=== Dataset records on visual material ===
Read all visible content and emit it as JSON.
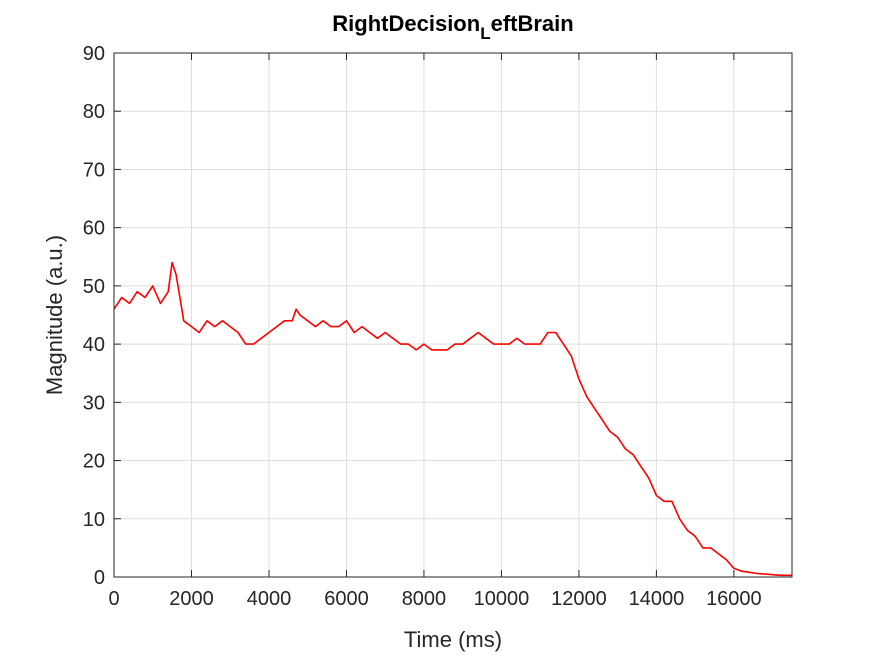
{
  "chart_data": {
    "type": "line",
    "title_main": "RightDecision",
    "title_sub": "L",
    "title_rest": "eftBrain",
    "xlabel": "Time (ms)",
    "ylabel": "Magnitude (a.u.)",
    "xlim": [
      0,
      17500
    ],
    "ylim": [
      0,
      90
    ],
    "xticks": [
      0,
      2000,
      4000,
      6000,
      8000,
      10000,
      12000,
      14000,
      16000
    ],
    "yticks": [
      0,
      10,
      20,
      30,
      40,
      50,
      60,
      70,
      80,
      90
    ],
    "xtick_labels": [
      "0",
      "2000",
      "4000",
      "6000",
      "8000",
      "10000",
      "12000",
      "14000",
      "16000"
    ],
    "ytick_labels": [
      "0",
      "10",
      "20",
      "30",
      "40",
      "50",
      "60",
      "70",
      "80",
      "90"
    ],
    "grid": true,
    "series": [
      {
        "color": "#ff0000",
        "x": [
          0,
          200,
          400,
          600,
          800,
          1000,
          1200,
          1400,
          1500,
          1600,
          1700,
          1800,
          2000,
          2200,
          2400,
          2600,
          2800,
          3000,
          3200,
          3400,
          3600,
          3800,
          4000,
          4200,
          4400,
          4600,
          4700,
          4800,
          5000,
          5200,
          5400,
          5600,
          5800,
          6000,
          6200,
          6400,
          6600,
          6800,
          7000,
          7200,
          7400,
          7600,
          7800,
          8000,
          8200,
          8400,
          8600,
          8800,
          9000,
          9200,
          9400,
          9600,
          9800,
          10000,
          10200,
          10400,
          10600,
          10800,
          11000,
          11200,
          11400,
          11600,
          11800,
          12000,
          12200,
          12400,
          12600,
          12800,
          13000,
          13200,
          13400,
          13600,
          13800,
          14000,
          14200,
          14400,
          14600,
          14800,
          15000,
          15200,
          15400,
          15600,
          15800,
          16000,
          16200,
          16400,
          16600,
          16800,
          17000,
          17200,
          17500
        ],
        "y": [
          46,
          48,
          47,
          49,
          48,
          50,
          47,
          49,
          54,
          52,
          48,
          44,
          43,
          42,
          44,
          43,
          44,
          43,
          42,
          40,
          40,
          41,
          42,
          43,
          44,
          44,
          46,
          45,
          44,
          43,
          44,
          43,
          43,
          44,
          42,
          43,
          42,
          41,
          42,
          41,
          40,
          40,
          39,
          40,
          39,
          39,
          39,
          40,
          40,
          41,
          42,
          41,
          40,
          40,
          40,
          41,
          40,
          40,
          40,
          42,
          42,
          40,
          38,
          34,
          31,
          29,
          27,
          25,
          24,
          22,
          21,
          19,
          17,
          14,
          13,
          13,
          10,
          8,
          7,
          5,
          5,
          4,
          3,
          1.5,
          1,
          0.8,
          0.6,
          0.5,
          0.4,
          0.3,
          0.3
        ]
      }
    ]
  }
}
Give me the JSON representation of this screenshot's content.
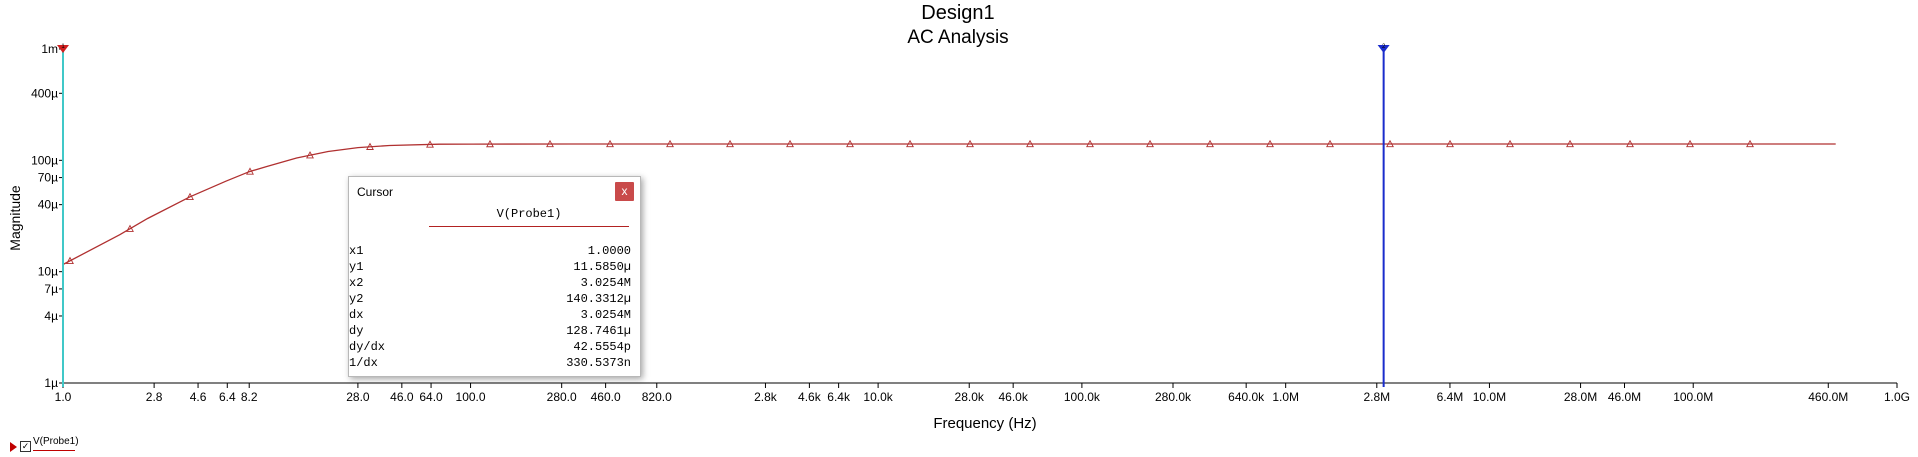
{
  "chart_data": {
    "type": "line",
    "title": "Design1",
    "subtitle": "AC Analysis",
    "xlabel": "Frequency (Hz)",
    "ylabel": "Magnitude",
    "xscale": "log",
    "yscale": "log",
    "xlim": [
      1,
      1000000000.0
    ],
    "ylim": [
      1e-06,
      0.001
    ],
    "grid": false,
    "x_ticks": [
      {
        "value": 1,
        "label": "1.0"
      },
      {
        "value": 2.8,
        "label": "2.8"
      },
      {
        "value": 4.6,
        "label": "4.6"
      },
      {
        "value": 6.4,
        "label": "6.4"
      },
      {
        "value": 8.2,
        "label": "8.2"
      },
      {
        "value": 28,
        "label": "28.0"
      },
      {
        "value": 46,
        "label": "46.0"
      },
      {
        "value": 64,
        "label": "64.0"
      },
      {
        "value": 100,
        "label": "100.0"
      },
      {
        "value": 280,
        "label": "280.0"
      },
      {
        "value": 460,
        "label": "460.0"
      },
      {
        "value": 820,
        "label": "820.0"
      },
      {
        "value": 2800,
        "label": "2.8k"
      },
      {
        "value": 4600,
        "label": "4.6k"
      },
      {
        "value": 6400,
        "label": "6.4k"
      },
      {
        "value": 10000,
        "label": "10.0k"
      },
      {
        "value": 28000,
        "label": "28.0k"
      },
      {
        "value": 46000,
        "label": "46.0k"
      },
      {
        "value": 100000,
        "label": "100.0k"
      },
      {
        "value": 280000,
        "label": "280.0k"
      },
      {
        "value": 640000,
        "label": "640.0k"
      },
      {
        "value": 1000000,
        "label": "1.0M"
      },
      {
        "value": 2800000,
        "label": "2.8M"
      },
      {
        "value": 6400000,
        "label": "6.4M"
      },
      {
        "value": 10000000,
        "label": "10.0M"
      },
      {
        "value": 28000000,
        "label": "28.0M"
      },
      {
        "value": 46000000,
        "label": "46.0M"
      },
      {
        "value": 100000000,
        "label": "100.0M"
      },
      {
        "value": 460000000,
        "label": "460.0M"
      },
      {
        "value": 1000000000,
        "label": "1.0G"
      }
    ],
    "y_ticks": [
      {
        "value": 1e-06,
        "label": "1µ"
      },
      {
        "value": 4e-06,
        "label": "4µ"
      },
      {
        "value": 7e-06,
        "label": "7µ"
      },
      {
        "value": 1e-05,
        "label": "10µ"
      },
      {
        "value": 4e-05,
        "label": "40µ"
      },
      {
        "value": 7e-05,
        "label": "70µ"
      },
      {
        "value": 0.0001,
        "label": "100µ"
      },
      {
        "value": 0.0004,
        "label": "400µ"
      },
      {
        "value": 0.001,
        "label": "1m"
      }
    ],
    "series": [
      {
        "name": "V(Probe1)",
        "color": "#b03030",
        "x": [
          1,
          1.9,
          2.6,
          4.2,
          6.3,
          8.2,
          10,
          14,
          20,
          28,
          40,
          70,
          100,
          300,
          1000,
          10000.0,
          100000.0,
          1000000.0,
          10000000.0,
          100000000.0,
          500000000.0
        ],
        "y": [
          1.16e-05,
          2.15e-05,
          3e-05,
          4.7e-05,
          6.5e-05,
          7.9e-05,
          8.8e-05,
          0.000105,
          0.00012,
          0.00013,
          0.000136,
          0.0001395,
          0.00014,
          0.0001403,
          0.0001403,
          0.0001403,
          0.0001403,
          0.0001403,
          0.0001403,
          0.0001403,
          0.0001403
        ]
      }
    ],
    "markers_x": [
      1,
      2.6,
      6.3,
      16,
      40,
      100,
      251,
      631,
      1585,
      3981,
      10000,
      25119,
      63096,
      158489,
      398107,
      1000000,
      2511886,
      6309573,
      15848932,
      39810717,
      100000000,
      251188643,
      630957344,
      1584893192,
      3981071706,
      10000000000,
      25118864315,
      63095734448,
      158489319246
    ],
    "cursors": [
      {
        "id": "1",
        "x": 1,
        "color": "#40c8c8",
        "handle_color": "#d02020"
      },
      {
        "id": "2",
        "x": 3025400,
        "color": "#1a2ccc",
        "handle_color": "#1a2ccc"
      }
    ]
  },
  "cursor_panel": {
    "title": "Cursor",
    "close_label": "x",
    "column_header": "V(Probe1)",
    "rows": [
      {
        "label": "x1",
        "value": "1.0000"
      },
      {
        "label": "y1",
        "value": "11.5850µ"
      },
      {
        "label": "x2",
        "value": "3.0254M"
      },
      {
        "label": "y2",
        "value": "140.3312µ"
      },
      {
        "label": "dx",
        "value": "3.0254M"
      },
      {
        "label": "dy",
        "value": "128.7461µ"
      },
      {
        "label": "dy/dx",
        "value": "42.5554p"
      },
      {
        "label": "1/dx",
        "value": "330.5373n"
      }
    ]
  },
  "legend": {
    "label": "V(Probe1)",
    "checked": true
  }
}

=== What the task requires ===
All of the data above should be transcribed verbatim, with pictures omitted.

=== Solution ===
Read all visible content and emit it as JSON.
{
  "chart_data": {
    "type": "line",
    "title_main": "RightDecision",
    "title_sub": "L",
    "title_rest": "eftBrain",
    "xlabel": "Time (ms)",
    "ylabel": "Magnitude (a.u.)",
    "xlim": [
      0,
      17500
    ],
    "ylim": [
      0,
      90
    ],
    "xticks": [
      0,
      2000,
      4000,
      6000,
      8000,
      10000,
      12000,
      14000,
      16000
    ],
    "yticks": [
      0,
      10,
      20,
      30,
      40,
      50,
      60,
      70,
      80,
      90
    ],
    "xtick_labels": [
      "0",
      "2000",
      "4000",
      "6000",
      "8000",
      "10000",
      "12000",
      "14000",
      "16000"
    ],
    "ytick_labels": [
      "0",
      "10",
      "20",
      "30",
      "40",
      "50",
      "60",
      "70",
      "80",
      "90"
    ],
    "grid": true,
    "series": [
      {
        "color": "#ff0000",
        "x": [
          0,
          200,
          400,
          600,
          800,
          1000,
          1200,
          1400,
          1500,
          1600,
          1700,
          1800,
          2000,
          2200,
          2400,
          2600,
          2800,
          3000,
          3200,
          3400,
          3600,
          3800,
          4000,
          4200,
          4400,
          4600,
          4700,
          4800,
          5000,
          5200,
          5400,
          5600,
          5800,
          6000,
          6200,
          6400,
          6600,
          6800,
          7000,
          7200,
          7400,
          7600,
          7800,
          8000,
          8200,
          8400,
          8600,
          8800,
          9000,
          9200,
          9400,
          9600,
          9800,
          10000,
          10200,
          10400,
          10600,
          10800,
          11000,
          11200,
          11400,
          11600,
          11800,
          12000,
          12200,
          12400,
          12600,
          12800,
          13000,
          13200,
          13400,
          13600,
          13800,
          14000,
          14200,
          14400,
          14600,
          14800,
          15000,
          15200,
          15400,
          15600,
          15800,
          16000,
          16200,
          16400,
          16600,
          16800,
          17000,
          17200,
          17500
        ],
        "y": [
          46,
          48,
          47,
          49,
          48,
          50,
          47,
          49,
          54,
          52,
          48,
          44,
          43,
          42,
          44,
          43,
          44,
          43,
          42,
          40,
          40,
          41,
          42,
          43,
          44,
          44,
          46,
          45,
          44,
          43,
          44,
          43,
          43,
          44,
          42,
          43,
          42,
          41,
          42,
          41,
          40,
          40,
          39,
          40,
          39,
          39,
          39,
          40,
          40,
          41,
          42,
          41,
          40,
          40,
          40,
          41,
          40,
          40,
          40,
          42,
          42,
          40,
          38,
          34,
          31,
          29,
          27,
          25,
          24,
          22,
          21,
          19,
          17,
          14,
          13,
          13,
          10,
          8,
          7,
          5,
          5,
          4,
          3,
          1.5,
          1,
          0.8,
          0.6,
          0.5,
          0.4,
          0.3,
          0.3
        ]
      }
    ]
  }
}
Give me the JSON representation of this screenshot's content.
{
  "chart_data": {
    "type": "line",
    "title": "Design1",
    "subtitle": "AC Analysis",
    "xlabel": "Frequency (Hz)",
    "ylabel": "Magnitude",
    "xscale": "log",
    "yscale": "log",
    "xlim": [
      1,
      1000000000.0
    ],
    "ylim": [
      1e-06,
      0.001
    ],
    "grid": false,
    "x_ticks": [
      {
        "value": 1,
        "label": "1.0"
      },
      {
        "value": 2.8,
        "label": "2.8"
      },
      {
        "value": 4.6,
        "label": "4.6"
      },
      {
        "value": 6.4,
        "label": "6.4"
      },
      {
        "value": 8.2,
        "label": "8.2"
      },
      {
        "value": 28,
        "label": "28.0"
      },
      {
        "value": 46,
        "label": "46.0"
      },
      {
        "value": 64,
        "label": "64.0"
      },
      {
        "value": 100,
        "label": "100.0"
      },
      {
        "value": 280,
        "label": "280.0"
      },
      {
        "value": 460,
        "label": "460.0"
      },
      {
        "value": 820,
        "label": "820.0"
      },
      {
        "value": 2800,
        "label": "2.8k"
      },
      {
        "value": 4600,
        "label": "4.6k"
      },
      {
        "value": 6400,
        "label": "6.4k"
      },
      {
        "value": 10000,
        "label": "10.0k"
      },
      {
        "value": 28000,
        "label": "28.0k"
      },
      {
        "value": 46000,
        "label": "46.0k"
      },
      {
        "value": 100000,
        "label": "100.0k"
      },
      {
        "value": 280000,
        "label": "280.0k"
      },
      {
        "value": 640000,
        "label": "640.0k"
      },
      {
        "value": 1000000,
        "label": "1.0M"
      },
      {
        "value": 2800000,
        "label": "2.8M"
      },
      {
        "value": 6400000,
        "label": "6.4M"
      },
      {
        "value": 10000000,
        "label": "10.0M"
      },
      {
        "value": 28000000,
        "label": "28.0M"
      },
      {
        "value": 46000000,
        "label": "46.0M"
      },
      {
        "value": 100000000,
        "label": "100.0M"
      },
      {
        "value": 460000000,
        "label": "460.0M"
      },
      {
        "value": 1000000000,
        "label": "1.0G"
      }
    ],
    "y_ticks": [
      {
        "value": 1e-06,
        "label": "1µ"
      },
      {
        "value": 4e-06,
        "label": "4µ"
      },
      {
        "value": 7e-06,
        "label": "7µ"
      },
      {
        "value": 1e-05,
        "label": "10µ"
      },
      {
        "value": 4e-05,
        "label": "40µ"
      },
      {
        "value": 7e-05,
        "label": "70µ"
      },
      {
        "value": 0.0001,
        "label": "100µ"
      },
      {
        "value": 0.0004,
        "label": "400µ"
      },
      {
        "value": 0.001,
        "label": "1m"
      }
    ],
    "series": [
      {
        "name": "V(Probe1)",
        "color": "#b03030",
        "x": [
          1,
          1.9,
          2.6,
          4.2,
          6.3,
          8.2,
          10,
          14,
          20,
          28,
          40,
          70,
          100,
          300,
          1000,
          10000.0,
          100000.0,
          1000000.0,
          10000000.0,
          100000000.0,
          500000000.0
        ],
        "y": [
          1.16e-05,
          2.15e-05,
          3e-05,
          4.7e-05,
          6.5e-05,
          7.9e-05,
          8.8e-05,
          0.000105,
          0.00012,
          0.00013,
          0.000136,
          0.0001395,
          0.00014,
          0.0001403,
          0.0001403,
          0.0001403,
          0.0001403,
          0.0001403,
          0.0001403,
          0.0001403,
          0.0001403
        ]
      }
    ],
    "markers_x": [
      1,
      2.6,
      6.3,
      16,
      40,
      100,
      251,
      631,
      1585,
      3981,
      10000,
      25119,
      63096,
      158489,
      398107,
      1000000,
      2511886,
      6309573,
      15848932,
      39810717,
      100000000,
      251188643,
      630957344,
      1584893192,
      3981071706,
      10000000000,
      25118864315,
      63095734448,
      158489319246
    ],
    "cursors": [
      {
        "id": "1",
        "x": 1,
        "color": "#40c8c8",
        "handle_color": "#d02020"
      },
      {
        "id": "2",
        "x": 3025400,
        "color": "#1a2ccc",
        "handle_color": "#1a2ccc"
      }
    ]
  },
  "cursor_panel": {
    "title": "Cursor",
    "close_label": "x",
    "column_header": "V(Probe1)",
    "rows": [
      {
        "label": "x1",
        "value": "1.0000"
      },
      {
        "label": "y1",
        "value": "11.5850µ"
      },
      {
        "label": "x2",
        "value": "3.0254M"
      },
      {
        "label": "y2",
        "value": "140.3312µ"
      },
      {
        "label": "dx",
        "value": "3.0254M"
      },
      {
        "label": "dy",
        "value": "128.7461µ"
      },
      {
        "label": "dy/dx",
        "value": "42.5554p"
      },
      {
        "label": "1/dx",
        "value": "330.5373n"
      }
    ]
  },
  "legend": {
    "label": "V(Probe1)",
    "checked": true
  }
}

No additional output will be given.